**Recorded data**
· · · ·
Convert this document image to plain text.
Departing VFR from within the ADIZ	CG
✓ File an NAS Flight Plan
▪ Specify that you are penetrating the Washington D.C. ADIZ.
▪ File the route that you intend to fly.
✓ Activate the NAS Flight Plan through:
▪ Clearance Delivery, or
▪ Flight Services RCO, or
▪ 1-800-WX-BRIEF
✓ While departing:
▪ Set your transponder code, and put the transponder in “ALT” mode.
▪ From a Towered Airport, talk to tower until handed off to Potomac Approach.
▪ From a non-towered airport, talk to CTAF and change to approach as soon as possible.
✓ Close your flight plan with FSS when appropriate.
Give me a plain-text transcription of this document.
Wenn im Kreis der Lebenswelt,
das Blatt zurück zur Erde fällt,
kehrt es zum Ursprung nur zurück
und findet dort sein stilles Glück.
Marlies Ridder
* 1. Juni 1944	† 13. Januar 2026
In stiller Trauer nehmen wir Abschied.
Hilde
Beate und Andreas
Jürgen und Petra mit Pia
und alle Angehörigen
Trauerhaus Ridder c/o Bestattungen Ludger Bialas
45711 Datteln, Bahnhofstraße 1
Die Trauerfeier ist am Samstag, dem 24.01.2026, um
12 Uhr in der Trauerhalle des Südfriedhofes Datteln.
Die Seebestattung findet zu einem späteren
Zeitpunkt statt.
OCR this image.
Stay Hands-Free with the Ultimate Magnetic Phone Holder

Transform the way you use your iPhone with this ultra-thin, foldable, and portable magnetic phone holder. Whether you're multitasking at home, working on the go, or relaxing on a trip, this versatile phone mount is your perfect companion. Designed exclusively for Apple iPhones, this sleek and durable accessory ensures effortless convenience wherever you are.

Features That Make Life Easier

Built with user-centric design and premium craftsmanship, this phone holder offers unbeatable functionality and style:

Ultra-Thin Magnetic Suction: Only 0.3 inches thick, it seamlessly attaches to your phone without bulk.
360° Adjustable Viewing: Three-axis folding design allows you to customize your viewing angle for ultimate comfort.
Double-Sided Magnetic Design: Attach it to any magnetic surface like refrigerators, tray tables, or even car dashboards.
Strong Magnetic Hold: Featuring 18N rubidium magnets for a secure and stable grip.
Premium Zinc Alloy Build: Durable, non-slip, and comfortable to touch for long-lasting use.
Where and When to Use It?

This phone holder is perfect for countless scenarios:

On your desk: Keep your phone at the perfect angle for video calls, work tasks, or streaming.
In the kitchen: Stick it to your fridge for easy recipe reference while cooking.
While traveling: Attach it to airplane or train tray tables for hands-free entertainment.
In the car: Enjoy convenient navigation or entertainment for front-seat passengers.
· · · ·
**Task to complete**
Reproduce the entries above exactly.

**Result**
Convert this document image to plain text.
Departing VFR from within the ADIZ	CG
✓ File an NAS Flight Plan
▪ Specify that you are penetrating the Washington D.C. ADIZ.
▪ File the route that you intend to fly.
✓ Activate the NAS Flight Plan through:
▪ Clearance Delivery, or
▪ Flight Services RCO, or
▪ 1-800-WX-BRIEF
✓ While departing:
▪ Set your transponder code, and put the transponder in “ALT” mode.
▪ From a Towered Airport, talk to tower until handed off to Potomac Approach.
▪ From a non-towered airport, talk to CTAF and change to approach as soon as possible.
✓ Close your flight plan with FSS when appropriate.
Give me a plain-text transcription of this document.
Wenn im Kreis der Lebenswelt,
das Blatt zurück zur Erde fällt,
kehrt es zum Ursprung nur zurück
und findet dort sein stilles Glück.
Marlies Ridder
* 1. Juni 1944	† 13. Januar 2026
In stiller Trauer nehmen wir Abschied.
Hilde
Beate und Andreas
Jürgen und Petra mit Pia
und alle Angehörigen
Trauerhaus Ridder c/o Bestattungen Ludger Bialas
45711 Datteln, Bahnhofstraße 1
Die Trauerfeier ist am Samstag, dem 24.01.2026, um
12 Uhr in der Trauerhalle des Südfriedhofes Datteln.
Die Seebestattung findet zu einem späteren
Zeitpunkt statt.
OCR this image.
Stay Hands-Free with the Ultimate Magnetic Phone Holder

Transform the way you use your iPhone with this ultra-thin, foldable, and portable magnetic phone holder. Whether you're multitasking at home, working on the go, or relaxing on a trip, this versatile phone mount is your perfect companion. Designed exclusively for Apple iPhones, this sleek and durable accessory ensures effortless convenience wherever you are.

Features That Make Life Easier

Built with user-centric design and premium craftsmanship, this phone holder offers unbeatable functionality and style:

Ultra-Thin Magnetic Suction: Only 0.3 inches thick, it seamlessly attaches to your phone without bulk.
360° Adjustable Viewing: Three-axis folding design allows you to customize your viewing angle for ultimate comfort.
Double-Sided Magnetic Design: Attach it to any magnetic surface like refrigerators, tray tables, or even car dashboards.
Strong Magnetic Hold: Featuring 18N rubidium magnets for a secure and stable grip.
Premium Zinc Alloy Build: Durable, non-slip, and comfortable to touch for long-lasting use.
Where and When to Use It?

This phone holder is perfect for countless scenarios:

On your desk: Keep your phone at the perfect angle for video calls, work tasks, or streaming.
In the kitchen: Stick it to your fridge for easy recipe reference while cooking.
While traveling: Attach it to airplane or train tray tables for hands-free entertainment.
In the car: Enjoy convenient navigation or entertainment for front-seat passengers.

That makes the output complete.